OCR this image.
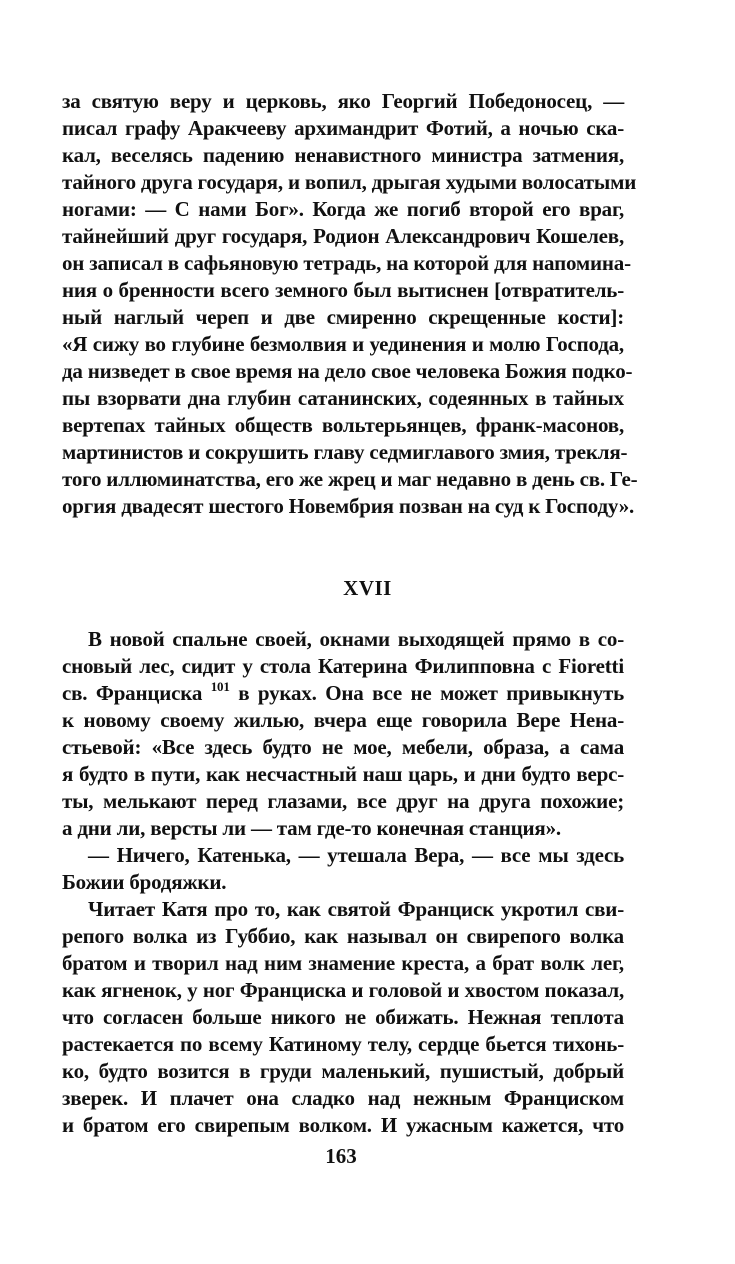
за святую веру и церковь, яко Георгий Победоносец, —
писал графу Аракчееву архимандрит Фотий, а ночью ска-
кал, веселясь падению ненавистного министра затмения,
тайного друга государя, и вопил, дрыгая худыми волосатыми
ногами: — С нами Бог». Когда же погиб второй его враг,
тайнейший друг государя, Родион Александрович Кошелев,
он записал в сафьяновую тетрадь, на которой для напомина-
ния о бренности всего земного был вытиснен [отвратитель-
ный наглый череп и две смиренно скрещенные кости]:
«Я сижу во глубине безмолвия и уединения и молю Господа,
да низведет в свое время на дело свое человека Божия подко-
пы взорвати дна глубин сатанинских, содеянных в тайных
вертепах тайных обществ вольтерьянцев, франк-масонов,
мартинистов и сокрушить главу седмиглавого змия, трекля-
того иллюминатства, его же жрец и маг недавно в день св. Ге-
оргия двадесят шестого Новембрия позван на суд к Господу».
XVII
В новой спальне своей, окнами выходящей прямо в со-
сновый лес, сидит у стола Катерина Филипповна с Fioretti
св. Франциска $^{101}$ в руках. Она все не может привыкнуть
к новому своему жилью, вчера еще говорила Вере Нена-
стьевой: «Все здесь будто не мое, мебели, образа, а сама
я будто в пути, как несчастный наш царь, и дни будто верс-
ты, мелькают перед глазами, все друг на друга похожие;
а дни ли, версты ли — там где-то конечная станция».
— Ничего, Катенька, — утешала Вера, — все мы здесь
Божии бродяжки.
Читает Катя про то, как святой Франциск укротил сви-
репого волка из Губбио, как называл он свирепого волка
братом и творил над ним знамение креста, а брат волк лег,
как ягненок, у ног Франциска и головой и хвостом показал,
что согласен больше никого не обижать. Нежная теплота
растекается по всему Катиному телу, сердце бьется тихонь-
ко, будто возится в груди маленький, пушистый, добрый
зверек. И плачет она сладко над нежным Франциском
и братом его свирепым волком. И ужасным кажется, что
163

######

** Stated task **
Copy the listing in full and without alteration, omitting every picture.

** Full answer **
OCR this image.
за святую веру и церковь, яко Георгий Победоносец, —
писал графу Аракчееву архимандрит Фотий, а ночью ска-
кал, веселясь падению ненавистного министра затмения,
тайного друга государя, и вопил, дрыгая худыми волосатыми
ногами: — С нами Бог». Когда же погиб второй его враг,
тайнейший друг государя, Родион Александрович Кошелев,
он записал в сафьяновую тетрадь, на которой для напомина-
ния о бренности всего земного был вытиснен [отвратитель-
ный наглый череп и две смиренно скрещенные кости]:
«Я сижу во глубине безмолвия и уединения и молю Господа,
да низведет в свое время на дело свое человека Божия подко-
пы взорвати дна глубин сатанинских, содеянных в тайных
вертепах тайных обществ вольтерьянцев, франк-масонов,
мартинистов и сокрушить главу седмиглавого змия, трекля-
того иллюминатства, его же жрец и маг недавно в день св. Ге-
оргия двадесят шестого Новембрия позван на суд к Господу».
XVII
В новой спальне своей, окнами выходящей прямо в со-
сновый лес, сидит у стола Катерина Филипповна с Fioretti
св. Франциска $^{101}$ в руках. Она все не может привыкнуть
к новому своему жилью, вчера еще говорила Вере Нена-
стьевой: «Все здесь будто не мое, мебели, образа, а сама
я будто в пути, как несчастный наш царь, и дни будто верс-
ты, мелькают перед глазами, все друг на друга похожие;
а дни ли, версты ли — там где-то конечная станция».
— Ничего, Катенька, — утешала Вера, — все мы здесь
Божии бродяжки.
Читает Катя про то, как святой Франциск укротил сви-
репого волка из Губбио, как называл он свирепого волка
братом и творил над ним знамение креста, а брат волк лег,
как ягненок, у ног Франциска и головой и хвостом показал,
что согласен больше никого не обижать. Нежная теплота
растекается по всему Катиному телу, сердце бьется тихонь-
ко, будто возится в груди маленький, пушистый, добрый
зверек. И плачет она сладко над нежным Франциском
и братом его свирепым волком. И ужасным кажется, что
163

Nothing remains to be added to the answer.